▶ _TASK REQUIREMENTS_:
Copy the entries below exactly as they appear, from the first entry through the line containing "participant-tile[interactable]: 刘子明正在共享 <box>292", including both of those lines.

▶ _SOURCE MATERIAL_:
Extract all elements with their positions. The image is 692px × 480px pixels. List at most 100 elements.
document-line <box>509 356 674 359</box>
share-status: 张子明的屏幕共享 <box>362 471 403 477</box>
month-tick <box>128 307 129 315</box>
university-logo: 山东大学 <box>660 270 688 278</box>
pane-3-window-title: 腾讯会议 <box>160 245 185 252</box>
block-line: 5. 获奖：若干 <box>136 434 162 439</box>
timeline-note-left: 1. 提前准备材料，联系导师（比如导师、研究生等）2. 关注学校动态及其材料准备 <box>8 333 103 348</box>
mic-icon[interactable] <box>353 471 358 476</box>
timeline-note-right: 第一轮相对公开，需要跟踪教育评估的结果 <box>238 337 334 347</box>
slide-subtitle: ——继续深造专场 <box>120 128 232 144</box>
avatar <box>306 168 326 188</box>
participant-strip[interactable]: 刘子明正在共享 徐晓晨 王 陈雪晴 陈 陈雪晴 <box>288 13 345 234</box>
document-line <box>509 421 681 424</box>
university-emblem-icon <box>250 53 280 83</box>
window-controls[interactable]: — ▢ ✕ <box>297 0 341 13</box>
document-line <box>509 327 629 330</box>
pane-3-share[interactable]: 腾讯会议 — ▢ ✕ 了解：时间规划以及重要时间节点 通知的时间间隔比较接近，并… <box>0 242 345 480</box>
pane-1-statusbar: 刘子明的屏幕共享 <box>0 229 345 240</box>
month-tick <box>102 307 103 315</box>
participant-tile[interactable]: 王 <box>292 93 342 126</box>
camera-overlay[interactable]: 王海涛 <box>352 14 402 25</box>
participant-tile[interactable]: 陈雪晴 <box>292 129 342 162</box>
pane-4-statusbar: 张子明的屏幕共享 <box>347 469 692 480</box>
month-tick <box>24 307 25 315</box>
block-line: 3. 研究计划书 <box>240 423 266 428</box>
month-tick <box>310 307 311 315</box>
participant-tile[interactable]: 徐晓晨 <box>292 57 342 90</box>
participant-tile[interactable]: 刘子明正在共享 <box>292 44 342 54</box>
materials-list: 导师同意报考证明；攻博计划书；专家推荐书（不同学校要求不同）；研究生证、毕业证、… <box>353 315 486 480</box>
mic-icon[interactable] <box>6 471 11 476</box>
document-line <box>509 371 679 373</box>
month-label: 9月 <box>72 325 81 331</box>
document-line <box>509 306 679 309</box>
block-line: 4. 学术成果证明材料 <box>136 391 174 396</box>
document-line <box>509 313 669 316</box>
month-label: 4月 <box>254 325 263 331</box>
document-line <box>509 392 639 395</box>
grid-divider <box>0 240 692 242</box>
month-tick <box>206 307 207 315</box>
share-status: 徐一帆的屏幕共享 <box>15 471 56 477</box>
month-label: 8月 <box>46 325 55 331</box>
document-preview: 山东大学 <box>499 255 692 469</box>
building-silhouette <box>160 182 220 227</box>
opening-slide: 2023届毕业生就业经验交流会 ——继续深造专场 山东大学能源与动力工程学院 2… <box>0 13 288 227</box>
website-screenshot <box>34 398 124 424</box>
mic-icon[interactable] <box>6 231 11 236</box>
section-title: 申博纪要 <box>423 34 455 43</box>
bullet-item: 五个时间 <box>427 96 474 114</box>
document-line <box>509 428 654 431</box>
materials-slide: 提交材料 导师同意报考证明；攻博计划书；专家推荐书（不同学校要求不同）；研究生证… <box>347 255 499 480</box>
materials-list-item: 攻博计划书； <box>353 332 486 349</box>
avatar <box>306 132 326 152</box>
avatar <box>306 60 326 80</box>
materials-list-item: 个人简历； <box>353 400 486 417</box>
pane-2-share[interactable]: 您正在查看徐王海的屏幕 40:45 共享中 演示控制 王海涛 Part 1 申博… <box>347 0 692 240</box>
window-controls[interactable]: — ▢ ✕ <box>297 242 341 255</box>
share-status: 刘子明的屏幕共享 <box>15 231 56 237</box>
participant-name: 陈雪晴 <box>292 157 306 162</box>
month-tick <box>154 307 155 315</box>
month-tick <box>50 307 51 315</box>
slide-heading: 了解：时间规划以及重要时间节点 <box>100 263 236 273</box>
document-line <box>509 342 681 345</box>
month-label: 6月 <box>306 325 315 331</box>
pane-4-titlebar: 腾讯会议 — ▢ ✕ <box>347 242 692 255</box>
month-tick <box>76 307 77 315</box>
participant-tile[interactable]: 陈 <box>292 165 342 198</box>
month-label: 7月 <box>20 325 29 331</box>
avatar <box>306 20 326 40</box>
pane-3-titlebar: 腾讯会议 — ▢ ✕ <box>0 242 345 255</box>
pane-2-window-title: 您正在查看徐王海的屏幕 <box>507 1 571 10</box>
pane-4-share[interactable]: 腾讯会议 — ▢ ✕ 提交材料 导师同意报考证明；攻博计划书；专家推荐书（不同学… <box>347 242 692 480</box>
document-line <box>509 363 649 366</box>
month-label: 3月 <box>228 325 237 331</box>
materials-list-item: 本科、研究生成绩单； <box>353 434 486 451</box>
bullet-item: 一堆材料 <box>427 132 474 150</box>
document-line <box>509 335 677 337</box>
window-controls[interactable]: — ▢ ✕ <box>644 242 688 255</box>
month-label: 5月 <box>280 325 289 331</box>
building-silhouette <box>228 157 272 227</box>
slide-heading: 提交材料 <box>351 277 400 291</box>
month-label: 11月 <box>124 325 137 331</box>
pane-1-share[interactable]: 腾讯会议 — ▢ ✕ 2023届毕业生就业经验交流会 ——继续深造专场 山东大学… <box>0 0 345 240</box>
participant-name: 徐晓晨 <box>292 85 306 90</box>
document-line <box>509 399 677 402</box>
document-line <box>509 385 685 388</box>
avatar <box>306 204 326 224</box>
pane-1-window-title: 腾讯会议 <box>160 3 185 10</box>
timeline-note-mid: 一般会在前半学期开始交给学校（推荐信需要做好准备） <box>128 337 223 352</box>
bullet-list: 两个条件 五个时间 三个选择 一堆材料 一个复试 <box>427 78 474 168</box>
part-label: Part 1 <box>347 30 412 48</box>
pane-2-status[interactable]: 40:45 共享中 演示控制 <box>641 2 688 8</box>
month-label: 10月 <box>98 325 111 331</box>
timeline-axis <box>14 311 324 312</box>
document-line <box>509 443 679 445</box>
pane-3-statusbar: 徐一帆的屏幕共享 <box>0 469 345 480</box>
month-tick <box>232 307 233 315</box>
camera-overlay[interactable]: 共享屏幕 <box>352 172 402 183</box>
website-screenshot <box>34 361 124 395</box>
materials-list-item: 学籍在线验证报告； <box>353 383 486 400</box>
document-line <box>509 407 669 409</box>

▶ _SOLUTION TO THE EXERCISE_:
Extract all elements with their positions. The image is 692px × 480px pixels. List at most 100 elements.
document-line <box>509 356 674 359</box>
share-status: 张子明的屏幕共享 <box>362 471 403 477</box>
month-tick <box>128 307 129 315</box>
university-logo: 山东大学 <box>660 270 688 278</box>
pane-3-window-title: 腾讯会议 <box>160 245 185 252</box>
block-line: 5. 获奖：若干 <box>136 434 162 439</box>
timeline-note-left: 1. 提前准备材料，联系导师（比如导师、研究生等）2. 关注学校动态及其材料准备 <box>8 333 103 348</box>
mic-icon[interactable] <box>353 471 358 476</box>
timeline-note-right: 第一轮相对公开，需要跟踪教育评估的结果 <box>238 337 334 347</box>
slide-subtitle: ——继续深造专场 <box>120 128 232 144</box>
avatar <box>306 168 326 188</box>
participant-strip[interactable]: 刘子明正在共享 徐晓晨 王 陈雪晴 陈 陈雪晴 <box>288 13 345 234</box>
document-line <box>509 421 681 424</box>
university-emblem-icon <box>250 53 280 83</box>
window-controls[interactable]: — ▢ ✕ <box>297 0 341 13</box>
document-line <box>509 327 629 330</box>
pane-3-share[interactable]: 腾讯会议 — ▢ ✕ 了解：时间规划以及重要时间节点 通知的时间间隔比较接近，并… <box>0 242 345 480</box>
pane-1-statusbar: 刘子明的屏幕共享 <box>0 229 345 240</box>
month-tick <box>102 307 103 315</box>
participant-tile[interactable]: 王 <box>292 93 342 126</box>
camera-overlay[interactable]: 王海涛 <box>352 14 402 25</box>
participant-tile[interactable]: 陈雪晴 <box>292 129 342 162</box>
pane-4-statusbar: 张子明的屏幕共享 <box>347 469 692 480</box>
month-tick <box>24 307 25 315</box>
block-line: 3. 研究计划书 <box>240 423 266 428</box>
month-tick <box>310 307 311 315</box>
participant-tile[interactable]: 徐晓晨 <box>292 57 342 90</box>
participant-tile[interactable]: 刘子明正在共享 <box>292 44 342 54</box>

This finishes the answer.